Stated goal >> Restate the whole listing word for word. Pictures are left out.

* BEGIN Input for this task *

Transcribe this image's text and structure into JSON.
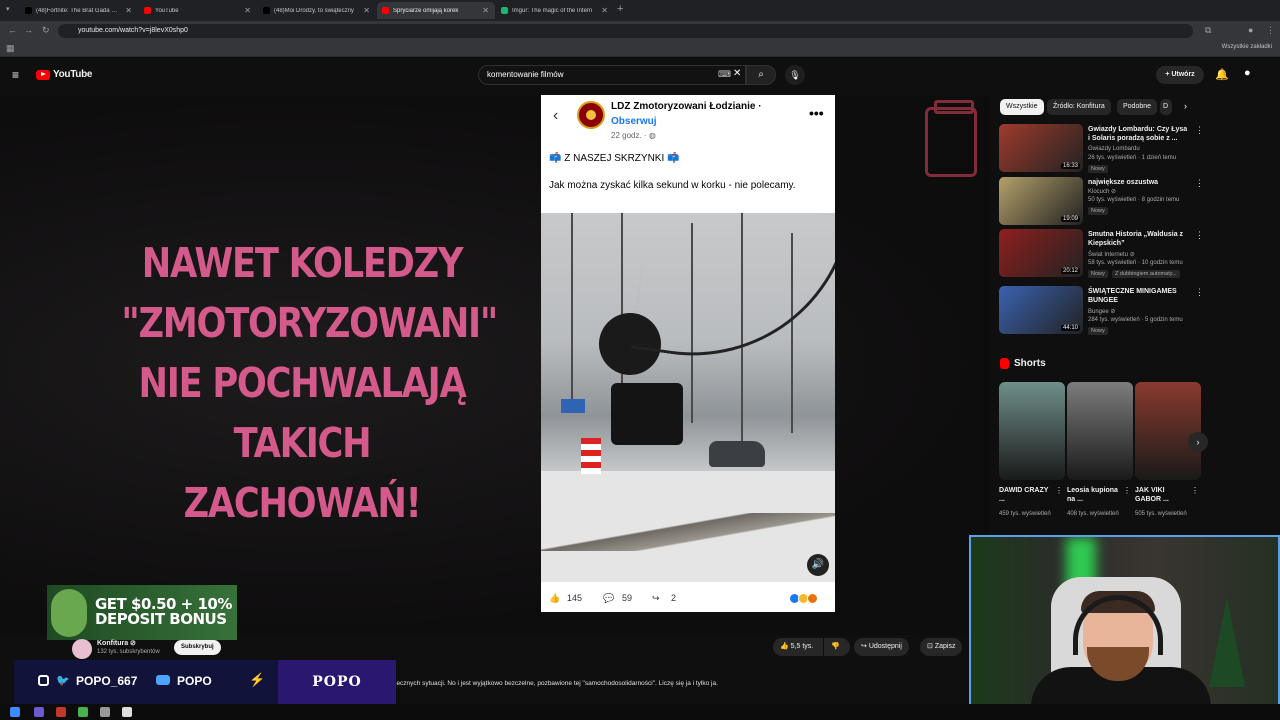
{
  "browser": {
    "tabs": [
      {
        "title": "(48)Fortnite: The Brat Gada Gam",
        "color": "#000000",
        "active": false
      },
      {
        "title": "YouTube",
        "color": "#ff0000",
        "active": false
      },
      {
        "title": "(48)Moi Drodzy, to świąteczny",
        "color": "#000000",
        "active": false
      },
      {
        "title": "Spryciarze omijają korek",
        "color": "#ff0000",
        "active": true
      },
      {
        "title": "Imgur: The magic of the Intern",
        "color": "#1bb76e",
        "active": false
      }
    ],
    "url": "youtube.com/watch?v=j8levX0shp0",
    "bookmarks_label": "Wszystkie zakładki"
  },
  "youtube": {
    "logo": "YouTube",
    "search_value": "komentowanie filmów",
    "create_label": "+ Utwórz"
  },
  "video": {
    "overlay_text": [
      "NAWET KOLEDZY",
      "\"ZMOTORYZOWANI\"",
      "NIE POCHWALAJĄ",
      "TAKICH ZACHOWAŃ!"
    ],
    "post": {
      "page_name": "LDZ Zmotoryzowani Łodzianie ·",
      "follow": "Obserwuj",
      "time": "22 godz. ·",
      "line1": "📫 Z NASZEJ SKRZYNKI 📫",
      "line2": "Jak można zyskać kilka sekund w korku - nie polecamy.",
      "likes": "145",
      "comments": "59",
      "shares": "2"
    }
  },
  "promo": {
    "text_line1": "GET $0.50 + 10%",
    "text_line2": "DEPOSIT BONUS"
  },
  "channel": {
    "name": "Konfitura ⊘",
    "subscribers": "132 tys. subskrybentów",
    "subscribe_label": "Subskrybuj"
  },
  "actions": {
    "likes": "5,5 tys.",
    "share": "Udostępnij",
    "save": "Zapisz"
  },
  "description": "iecznych sytuacji. No i jest wyjątkowo bezczelne, pozbawione tej \"samochodosolidarności\". Liczę się ja i tylko ja.",
  "social": {
    "handle": "POPO_667",
    "yt_name": "POPO",
    "brand": "POPO"
  },
  "sidebar": {
    "chips": [
      "Wszystkie",
      "Źródło: Konfitura",
      "Podobne",
      "D"
    ],
    "recommendations": [
      {
        "title": "Gwiazdy Lombardu: Czy Łysa i Solaris poradzą sobie z ...",
        "channel": "Gwiazdy Lombardu",
        "meta": "26 tys. wyświetleń · 1 dzień temu",
        "badge": "Nowy",
        "duration": "16:33",
        "thumb_color": "#9e3b2c"
      },
      {
        "title": "największe oszustwa",
        "channel": "Klocuch ⊘",
        "meta": "50 tys. wyświetleń · 8 godzin temu",
        "badge": "Nowy",
        "duration": "19:09",
        "thumb_color": "#b4a06a"
      },
      {
        "title": "Smutna Historia „Waldusia z Kiepskich”",
        "channel": "Świat Internetu ⊘",
        "meta": "58 tys. wyświetleń · 10 godzin temu",
        "badge": "Nowy",
        "badge2": "Z dubbingiem automaty...",
        "duration": "20:12",
        "thumb_color": "#8f1f1f"
      },
      {
        "title": "ŚWIĄTECZNE MINIGAMES BUNGEE",
        "channel": "Bungee ⊘",
        "meta": "284 tys. wyświetleń · 5 godzin temu",
        "badge": "Nowy",
        "duration": "44:10",
        "thumb_color": "#3a62b0"
      }
    ],
    "shorts_heading": "Shorts",
    "shorts": [
      {
        "title": "DAWID CRAZY ...",
        "views": "459 tys. wyświetleń",
        "color": "#6f8f8a"
      },
      {
        "title": "Leosia kupiona na ...",
        "views": "408 tys. wyświetleń",
        "color": "#7d7d7d"
      },
      {
        "title": "JAK VIKI GABOR ...",
        "views": "505 tys. wyświetleń",
        "color": "#8a3a2e"
      }
    ]
  }
}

* END Input for this task *

Solution to the problem >>
Transcribe this image's text and structure into JSON.
{
  "browser": {
    "tabs": [
      {
        "title": "(48)Fortnite: The Brat Gada Gam",
        "color": "#000000",
        "active": false
      },
      {
        "title": "YouTube",
        "color": "#ff0000",
        "active": false
      },
      {
        "title": "(48)Moi Drodzy, to świąteczny",
        "color": "#000000",
        "active": false
      },
      {
        "title": "Spryciarze omijają korek",
        "color": "#ff0000",
        "active": true
      },
      {
        "title": "Imgur: The magic of the Intern",
        "color": "#1bb76e",
        "active": false
      }
    ],
    "url": "youtube.com/watch?v=j8levX0shp0",
    "bookmarks_label": "Wszystkie zakładki"
  },
  "youtube": {
    "logo": "YouTube",
    "search_value": "komentowanie filmów",
    "create_label": "+ Utwórz"
  },
  "video": {
    "overlay_text": [
      "NAWET KOLEDZY",
      "\"ZMOTORYZOWANI\"",
      "NIE POCHWALAJĄ",
      "TAKICH ZACHOWAŃ!"
    ],
    "post": {
      "page_name": "LDZ Zmotoryzowani Łodzianie ·",
      "follow": "Obserwuj",
      "time": "22 godz. ·",
      "line1": "📫 Z NASZEJ SKRZYNKI 📫",
      "line2": "Jak można zyskać kilka sekund w korku - nie polecamy.",
      "likes": "145",
      "comments": "59",
      "shares": "2"
    }
  },
  "promo": {
    "text_line1": "GET $0.50 + 10%",
    "text_line2": "DEPOSIT BONUS"
  },
  "channel": {
    "name": "Konfitura ⊘",
    "subscribers": "132 tys. subskrybentów",
    "subscribe_label": "Subskrybuj"
  },
  "actions": {
    "likes": "5,5 tys.",
    "share": "Udostępnij",
    "save": "Zapisz"
  },
  "description": "iecznych sytuacji. No i jest wyjątkowo bezczelne, pozbawione tej \"samochodosolidarności\". Liczę się ja i tylko ja.",
  "social": {
    "handle": "POPO_667",
    "yt_name": "POPO",
    "brand": "POPO"
  },
  "sidebar": {
    "chips": [
      "Wszystkie",
      "Źródło: Konfitura",
      "Podobne",
      "D"
    ],
    "recommendations": [
      {
        "title": "Gwiazdy Lombardu: Czy Łysa i Solaris poradzą sobie z ...",
        "channel": "Gwiazdy Lombardu",
        "meta": "26 tys. wyświetleń · 1 dzień temu",
        "badge": "Nowy",
        "duration": "16:33",
        "thumb_color": "#9e3b2c"
      },
      {
        "title": "największe oszustwa",
        "channel": "Klocuch ⊘",
        "meta": "50 tys. wyświetleń · 8 godzin temu",
        "badge": "Nowy",
        "duration": "19:09",
        "thumb_color": "#b4a06a"
      },
      {
        "title": "Smutna Historia „Waldusia z Kiepskich”",
        "channel": "Świat Internetu ⊘",
        "meta": "58 tys. wyświetleń · 10 godzin temu",
        "badge": "Nowy",
        "badge2": "Z dubbingiem automaty...",
        "duration": "20:12",
        "thumb_color": "#8f1f1f"
      },
      {
        "title": "ŚWIĄTECZNE MINIGAMES BUNGEE",
        "channel": "Bungee ⊘",
        "meta": "284 tys. wyświetleń · 5 godzin temu",
        "badge": "Nowy",
        "duration": "44:10",
        "thumb_color": "#3a62b0"
      }
    ],
    "shorts_heading": "Shorts",
    "shorts": [
      {
        "title": "DAWID CRAZY ...",
        "views": "459 tys. wyświetleń",
        "color": "#6f8f8a"
      },
      {
        "title": "Leosia kupiona na ...",
        "views": "408 tys. wyświetleń",
        "color": "#7d7d7d"
      },
      {
        "title": "JAK VIKI GABOR ...",
        "views": "505 tys. wyświetleń",
        "color": "#8a3a2e"
      }
    ]
  }
}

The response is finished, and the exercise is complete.